*Exercise brief*:
Select each line where the word "network" appears.

*Data listing*:
******

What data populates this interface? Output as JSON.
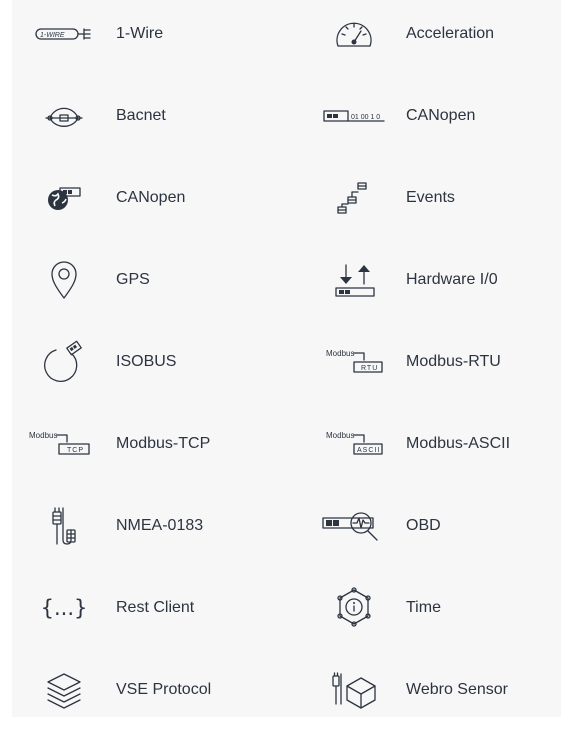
{
  "protocols": {
    "items": [
      {
        "label": "1-Wire",
        "icon": "one-wire-icon"
      },
      {
        "label": "Acceleration",
        "icon": "gauge-icon"
      },
      {
        "label": "Bacnet",
        "icon": "network-node-icon"
      },
      {
        "label": "CANopen",
        "icon": "can-bus-icon"
      },
      {
        "label": "CANopen",
        "icon": "globe-device-icon"
      },
      {
        "label": "Events",
        "icon": "events-flow-icon"
      },
      {
        "label": "GPS",
        "icon": "map-pin-icon"
      },
      {
        "label": "Hardware I/0",
        "icon": "io-arrows-icon"
      },
      {
        "label": "ISOBUS",
        "icon": "isobus-cable-icon"
      },
      {
        "label": "Modbus-RTU",
        "icon": "modbus-rtu-icon"
      },
      {
        "label": "Modbus-TCP",
        "icon": "modbus-tcp-icon"
      },
      {
        "label": "Modbus-ASCII",
        "icon": "modbus-ascii-icon"
      },
      {
        "label": "NMEA-0183",
        "icon": "connector-cable-icon"
      },
      {
        "label": "OBD",
        "icon": "obd-magnifier-icon"
      },
      {
        "label": "Rest Client",
        "icon": "braces-icon"
      },
      {
        "label": "Time",
        "icon": "time-network-icon"
      },
      {
        "label": "VSE Protocol",
        "icon": "layers-icon"
      },
      {
        "label": "Webro Sensor",
        "icon": "sensor-cube-icon"
      }
    ],
    "icon_text": {
      "one_wire": "1-WIRE",
      "modbus": "Modbus",
      "rtu": "RTU",
      "tcp": "TCP",
      "ascii": "ASCII",
      "can_bits": "01 00 1 0",
      "braces": "{...}"
    }
  }
}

******

*Exercise solution*:
        "icon": "network-node-icon"
        "icon": "time-network-icon"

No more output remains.